>> BEGIN Excerpted passage
# Kodi at the Balloon Festival



## krandall (Jun 11, 2009)

We took Kodi on his first camping trip this weekend... to a balloon festival in RI. He was a trooper... adjusted easily to his crate in the travel trailer, and having his x-pen moved multiple times to keep him in the shade. He also met my brother's dog, Rocky, who is MUCH bigger. (part Basset Hound, part German Shepherd) Rocky was very gentle with him, and rolled over so that Kodi could pounce on him over and over again!<g>

Here are some pix, both of the balloons and of Kodi, with my husband and son, and all tucked into his car seat for the ride home.

Karen


----------



## juliav (Nov 21, 2006)

It looks like the whole family had fun.


----------



## krandall (Jun 11, 2009)

We did have fun, and it was a good trial run for next week, when we will be camping for the full week. We learned that we need to take both ex-pens along, for one thing... Until he's old enough to be walked in public areas, we need a bigger space than a single ex-pen allows to wear off some of his energy. I spent a LOT of time in the trailer with him, throwing toys the length of the trailer for him to retrieve.<g>

The extra ex-pen will also mean that we can gate off the carpeted bedroom area so that he can roam the rest of the trailer without fear of accidents. (the divider for the bedroom has enough space under it that he can crawl under) Every time I wanted to do that over the weekend, I had to go outside, get the ex-pen and move it inside... a pain in the neck!<g>

The thing that worked out perfectly is that his crate fits easily on one of the bunks, so it is completely out of the way while he's napping and during the night.

We had already had these trips scheduled before we knew we were getting him. I thought about cancelling, but my trainer friend says that the more we expose him to different situations now, the better he will adapt in the future. So off we go! It will mean that I have to hang around the camp site more, and let "the guys" go off on adventures on their own, but that's really OK with me... I could use some down-time with a good book and a cute puppy this summer!

Karen


----------



## Leeann (Feb 28, 2007)

Karen where in MA did you say you live? I think I may have to come over and check on this cute puppy of yours.


----------



## krandall (Jun 11, 2009)

We're in Holliston.

I noticed that your Avatar is a photo of one of your dogs jumping. Do you do agility? That's what I hope to do with Kodi. He's starting puppy kindergarten at MasterPeace in Franklin in the middle of August. After that, we'll do more obedience stuff and start their puppy agility classes. (low obstacles so that puppies can't get hurt, bust still get exposed to all the concepts) They have a whole course dedicated to small dogs, so I think it will be a good fit.
>> END Excerpted passage
* What you need to do *
1 – Could you copy the thread about Kodi at the balloon festival word for word, from "Karen where in" up to and including "a good fit."?
2 – Can you carry on the thread about Kodi at the balloon festival, picking up right after its final sentence?
>> BEGIN Data entries
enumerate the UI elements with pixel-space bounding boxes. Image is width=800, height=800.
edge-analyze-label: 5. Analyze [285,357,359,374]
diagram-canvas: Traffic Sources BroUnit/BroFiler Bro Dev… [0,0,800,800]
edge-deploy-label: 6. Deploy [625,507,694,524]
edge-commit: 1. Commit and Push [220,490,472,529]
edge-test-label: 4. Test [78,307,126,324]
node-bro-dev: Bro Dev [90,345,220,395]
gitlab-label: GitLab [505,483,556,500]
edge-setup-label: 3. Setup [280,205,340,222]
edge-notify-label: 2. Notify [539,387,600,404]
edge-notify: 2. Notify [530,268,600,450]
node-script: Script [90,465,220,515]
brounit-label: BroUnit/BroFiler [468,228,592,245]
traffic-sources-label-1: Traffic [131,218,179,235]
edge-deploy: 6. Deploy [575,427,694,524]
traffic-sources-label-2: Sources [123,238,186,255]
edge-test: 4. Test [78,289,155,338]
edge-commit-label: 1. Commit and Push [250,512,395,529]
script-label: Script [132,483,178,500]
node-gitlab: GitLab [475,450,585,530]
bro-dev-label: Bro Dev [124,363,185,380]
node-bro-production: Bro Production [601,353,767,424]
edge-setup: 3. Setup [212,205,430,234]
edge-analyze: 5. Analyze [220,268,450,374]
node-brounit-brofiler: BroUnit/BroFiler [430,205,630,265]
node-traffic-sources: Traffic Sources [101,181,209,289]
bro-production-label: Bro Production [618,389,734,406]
>> END Data entries
* Responses to the exercise *
1 –
Karen where in MA did you say you live? I think I may have to come over and check on this cute puppy of yours.


----------



## krandall (Jun 11, 2009)

We're in Holliston.

I noticed that your Avatar is a photo of one of your dogs jumping. Do you do agility? That's what I hope to do with Kodi. He's starting puppy kindergarten at MasterPeace in Franklin in the middle of August. After that, we'll do more obedience stuff and start their puppy agility classes. (low obstacles so that puppies can't get hurt, bust still get exposed to all the concepts) They have a whole course dedicated to small dogs, so I think it will be a good fit.

2 –
We'd love to get together with other MA Hav owners! We'll be home from vacation the second week in August. Any time after that is fine!

Karen


----------



## Leeann (Feb 28, 2007)

Karen yes me and Riley train under Carolyn Barney at Dogs Learning Center in Hudson, well at least I train Riley just puts up with my lack of ability to keep up with him.

Missy has started a thread for our Sept. playdate, it will be on the 12th in Framingham. I hope you guys will be able to make it. Here is the thread:
http://havaneseforum.com/showthread.php?t=9495


----------



## Missy (Nov 6, 2006)

Karen, what fun! 

Leeann, pick me up on the way to meet Kodi OK?


----------



## irnfit (Nov 21, 2006)

Leeann said:


> Karen where in MA did you say you live? I think I may have to come over and check on this cute puppy of yours.


You better check her thoroughly before she leaves.


----------



## irnfit (Nov 21, 2006)

Missy said:


> Karen, what fun!
> 
> Leeann, pick me up on the way to meet Kodi OK?


Beware...Missy is Leeann's accomplice. :evil:


----------



## krandall (Jun 11, 2009)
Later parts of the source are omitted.